* begin RECORDS FOR THIS TASK *

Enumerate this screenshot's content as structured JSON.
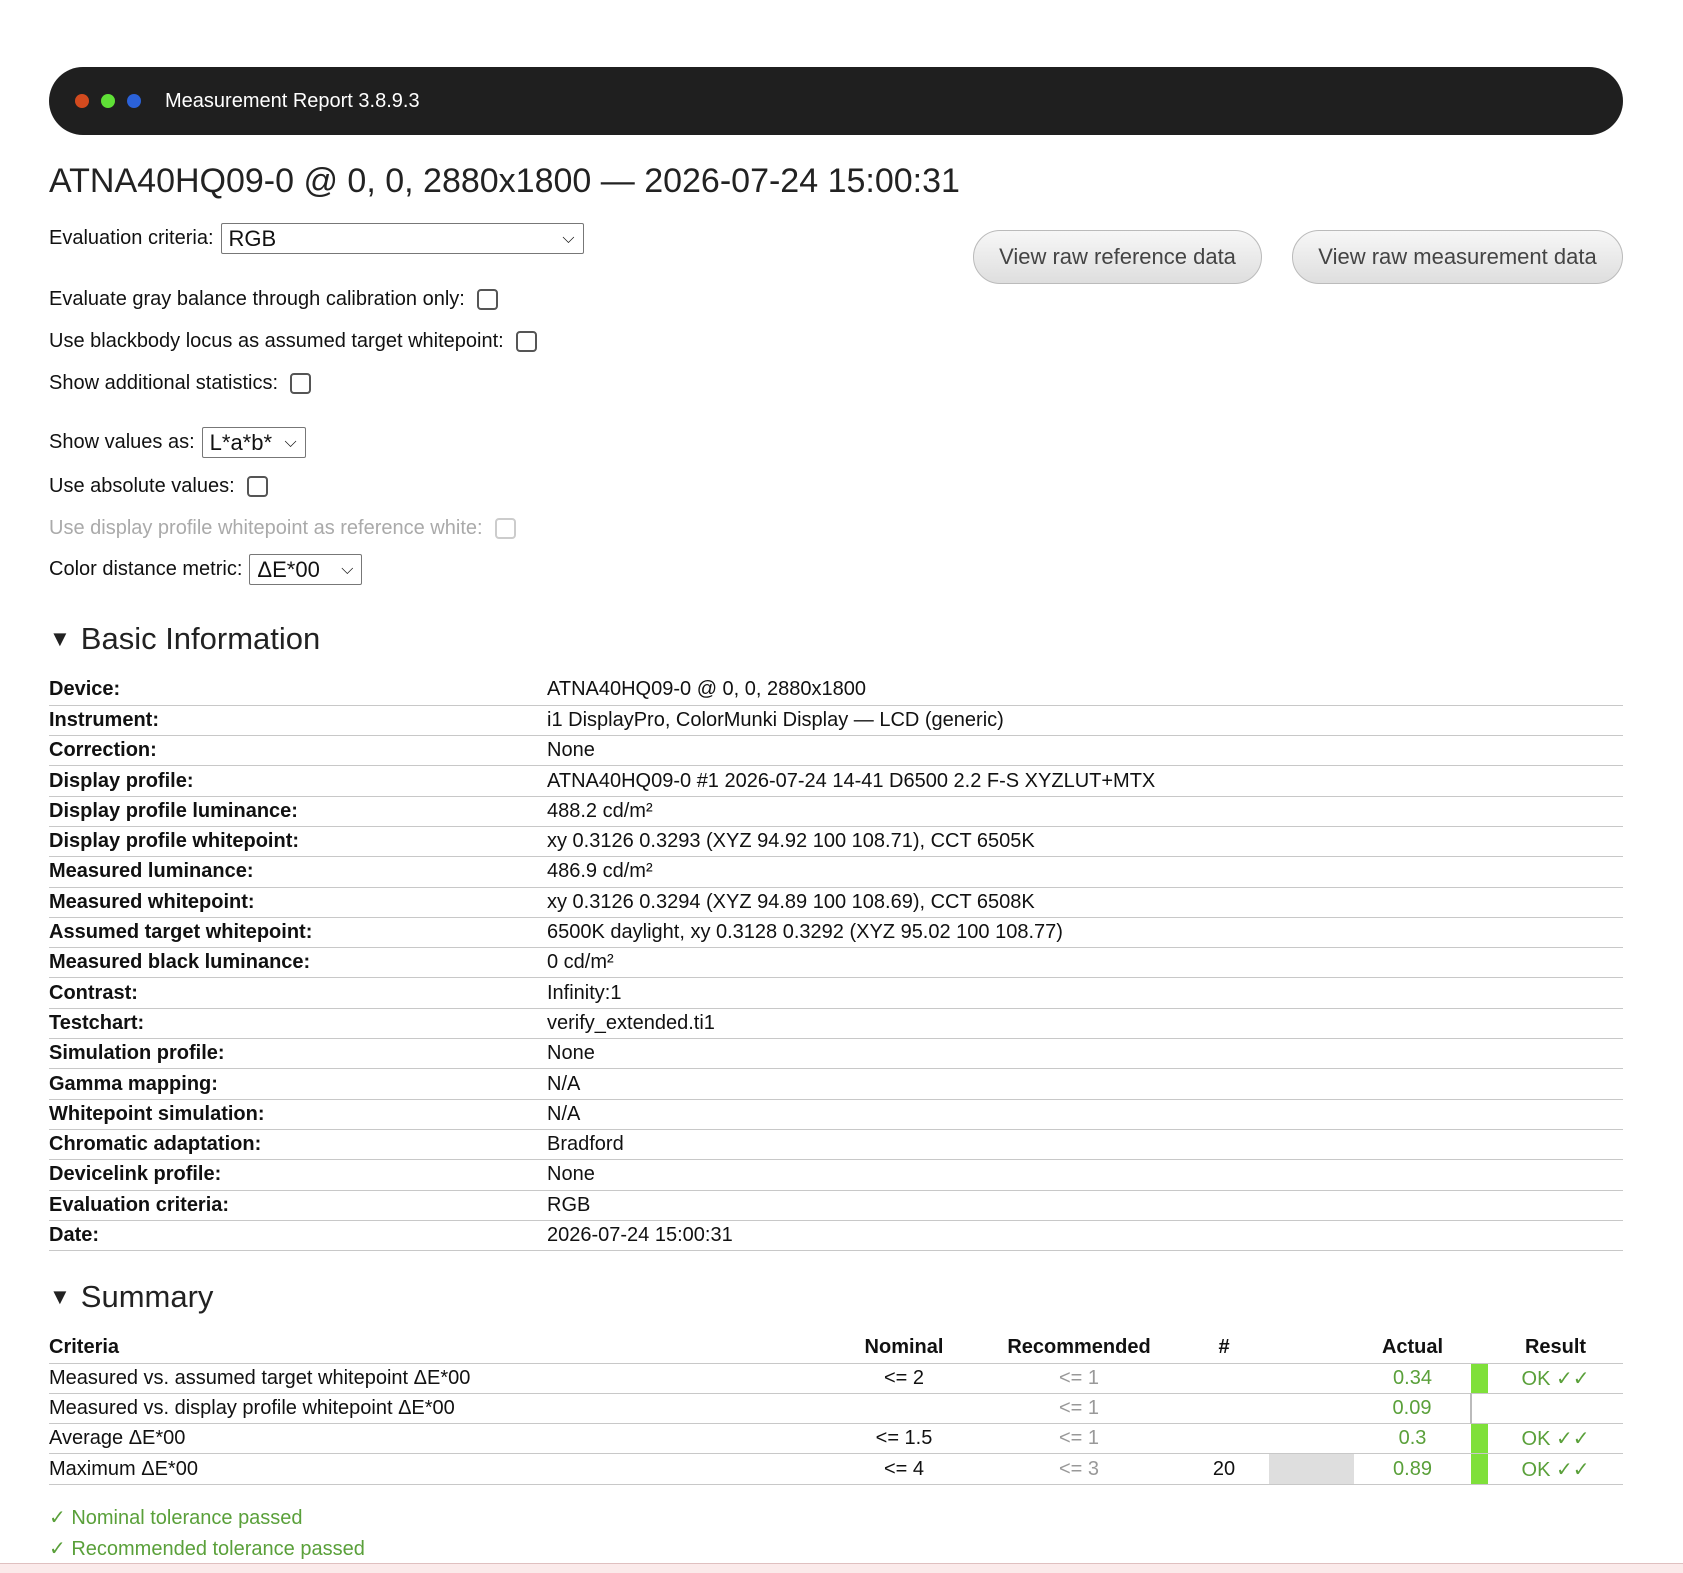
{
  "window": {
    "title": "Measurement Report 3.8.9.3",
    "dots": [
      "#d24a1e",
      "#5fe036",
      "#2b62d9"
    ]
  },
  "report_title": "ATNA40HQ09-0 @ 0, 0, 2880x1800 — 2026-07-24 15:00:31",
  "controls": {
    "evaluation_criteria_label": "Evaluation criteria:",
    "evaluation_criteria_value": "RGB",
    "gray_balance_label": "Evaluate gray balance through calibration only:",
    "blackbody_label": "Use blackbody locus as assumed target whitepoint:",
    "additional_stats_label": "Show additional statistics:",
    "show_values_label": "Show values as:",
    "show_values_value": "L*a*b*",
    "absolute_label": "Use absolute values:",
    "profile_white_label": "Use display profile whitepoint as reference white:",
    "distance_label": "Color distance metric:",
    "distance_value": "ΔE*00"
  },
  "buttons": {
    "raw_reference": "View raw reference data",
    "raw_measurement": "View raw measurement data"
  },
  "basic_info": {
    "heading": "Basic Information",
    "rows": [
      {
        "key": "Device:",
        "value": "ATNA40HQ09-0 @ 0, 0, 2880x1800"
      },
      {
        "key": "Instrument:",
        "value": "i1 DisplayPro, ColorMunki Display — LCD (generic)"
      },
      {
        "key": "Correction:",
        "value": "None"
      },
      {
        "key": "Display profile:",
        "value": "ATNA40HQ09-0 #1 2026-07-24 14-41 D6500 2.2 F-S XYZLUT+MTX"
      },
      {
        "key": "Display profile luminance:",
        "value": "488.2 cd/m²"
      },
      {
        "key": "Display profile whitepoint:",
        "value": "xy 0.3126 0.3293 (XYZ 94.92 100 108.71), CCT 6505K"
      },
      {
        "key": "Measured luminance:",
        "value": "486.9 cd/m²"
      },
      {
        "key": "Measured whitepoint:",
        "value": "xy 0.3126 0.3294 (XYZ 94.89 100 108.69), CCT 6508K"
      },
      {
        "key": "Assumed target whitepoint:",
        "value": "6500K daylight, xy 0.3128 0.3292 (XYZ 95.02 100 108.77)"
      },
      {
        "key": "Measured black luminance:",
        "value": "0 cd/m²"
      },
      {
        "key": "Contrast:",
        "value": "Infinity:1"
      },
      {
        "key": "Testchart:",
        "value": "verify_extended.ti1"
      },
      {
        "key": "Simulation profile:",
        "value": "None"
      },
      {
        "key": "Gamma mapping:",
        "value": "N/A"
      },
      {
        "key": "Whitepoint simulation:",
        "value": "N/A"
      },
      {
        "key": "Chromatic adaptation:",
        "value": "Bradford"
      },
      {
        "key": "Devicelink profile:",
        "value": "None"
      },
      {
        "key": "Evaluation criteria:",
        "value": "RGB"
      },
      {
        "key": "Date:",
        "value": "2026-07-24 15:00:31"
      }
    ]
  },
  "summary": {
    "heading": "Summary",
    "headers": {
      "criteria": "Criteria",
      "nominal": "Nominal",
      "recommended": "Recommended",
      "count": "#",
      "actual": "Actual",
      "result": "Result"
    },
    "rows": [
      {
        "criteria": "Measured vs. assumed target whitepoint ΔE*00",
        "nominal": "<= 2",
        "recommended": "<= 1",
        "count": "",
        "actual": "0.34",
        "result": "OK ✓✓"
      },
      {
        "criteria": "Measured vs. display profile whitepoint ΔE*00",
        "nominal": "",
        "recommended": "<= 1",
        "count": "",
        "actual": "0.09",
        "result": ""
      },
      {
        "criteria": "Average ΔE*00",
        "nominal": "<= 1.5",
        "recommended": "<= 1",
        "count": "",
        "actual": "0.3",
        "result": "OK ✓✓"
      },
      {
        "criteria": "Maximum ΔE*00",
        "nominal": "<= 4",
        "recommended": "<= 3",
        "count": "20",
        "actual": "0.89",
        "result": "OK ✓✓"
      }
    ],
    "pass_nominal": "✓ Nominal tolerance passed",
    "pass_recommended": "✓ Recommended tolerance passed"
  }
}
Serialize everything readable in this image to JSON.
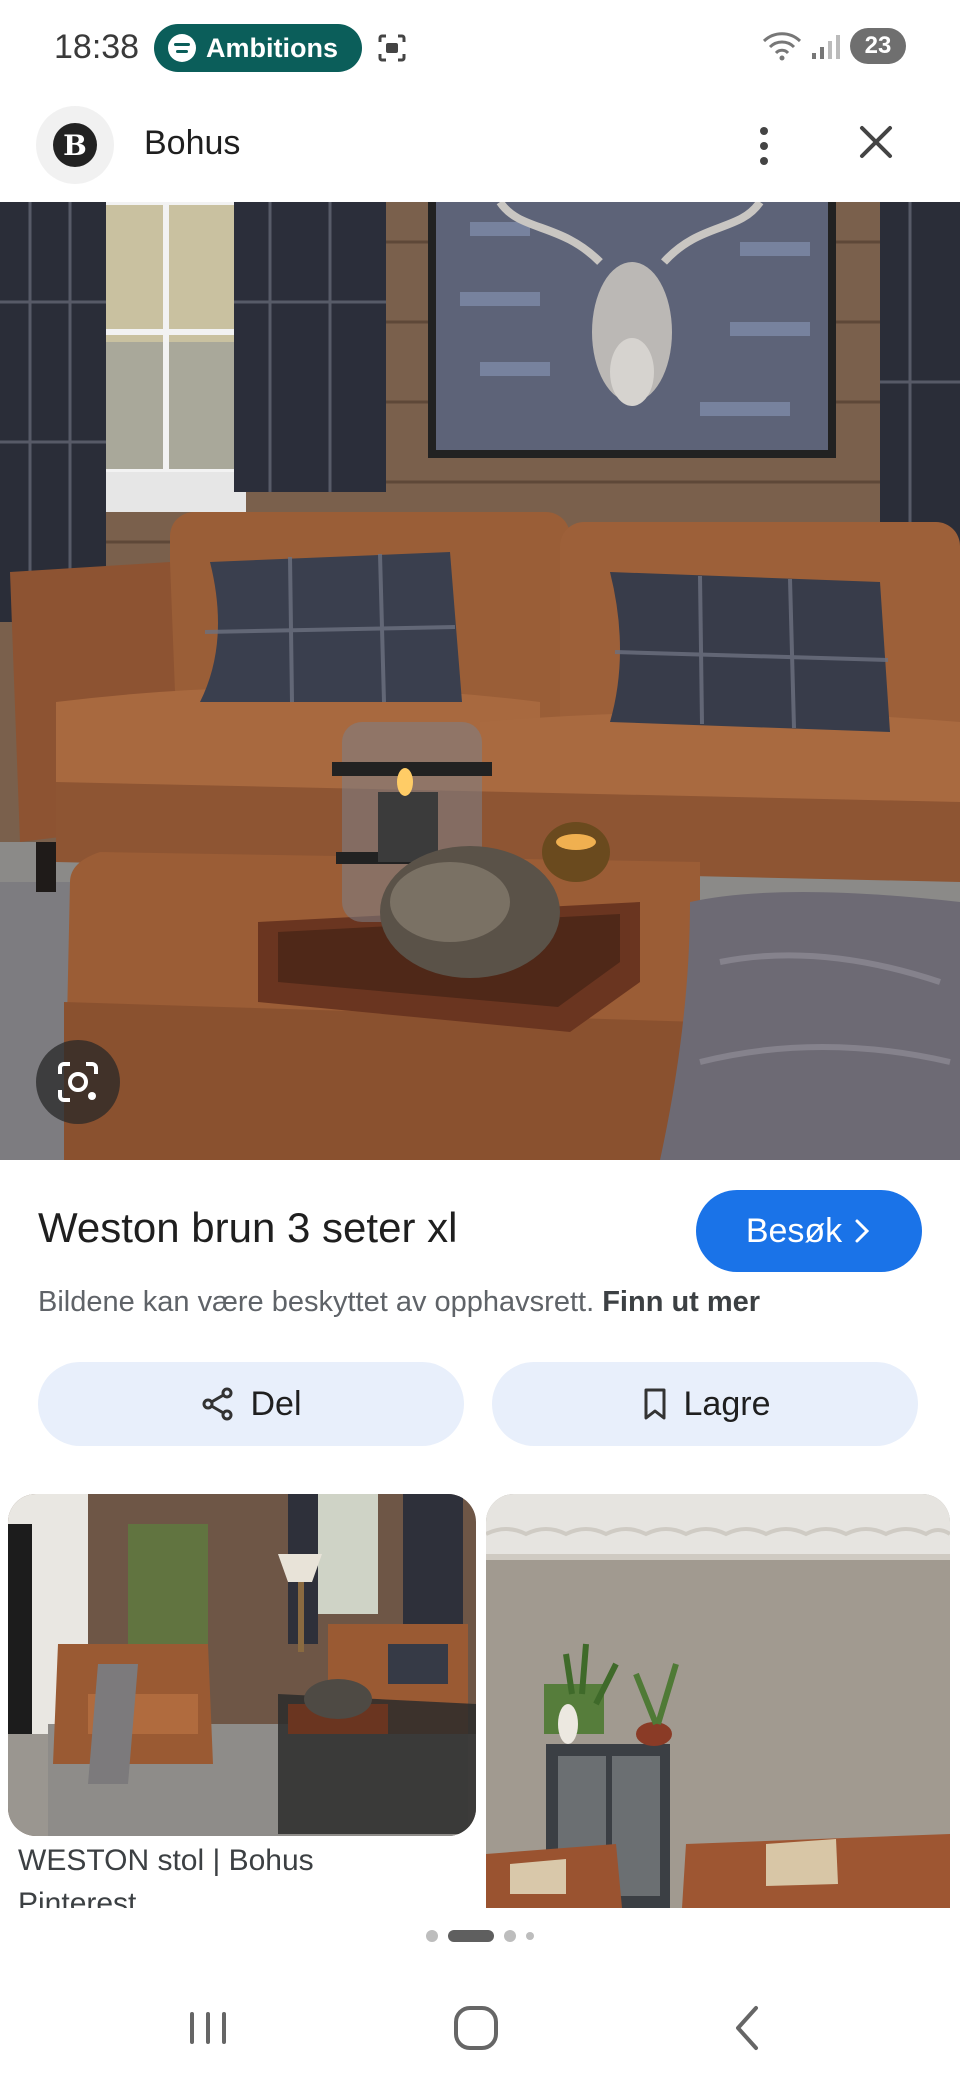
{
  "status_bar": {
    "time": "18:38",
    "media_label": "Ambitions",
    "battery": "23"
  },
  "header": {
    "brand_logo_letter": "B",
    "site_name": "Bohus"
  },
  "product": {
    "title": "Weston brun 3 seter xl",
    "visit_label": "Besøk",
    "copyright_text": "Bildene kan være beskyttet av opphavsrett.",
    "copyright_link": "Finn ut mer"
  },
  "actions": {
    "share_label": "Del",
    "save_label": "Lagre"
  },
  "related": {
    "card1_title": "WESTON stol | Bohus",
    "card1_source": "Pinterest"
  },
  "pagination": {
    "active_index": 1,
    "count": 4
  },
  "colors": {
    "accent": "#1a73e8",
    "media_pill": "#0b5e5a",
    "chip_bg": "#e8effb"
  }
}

* end RECORDS FOR THIS TASK *

> [DIRECTIVE]:
Find every line of the data that holds the string "luminance", then say how many there are and nothing else.

> [RESULT]:
3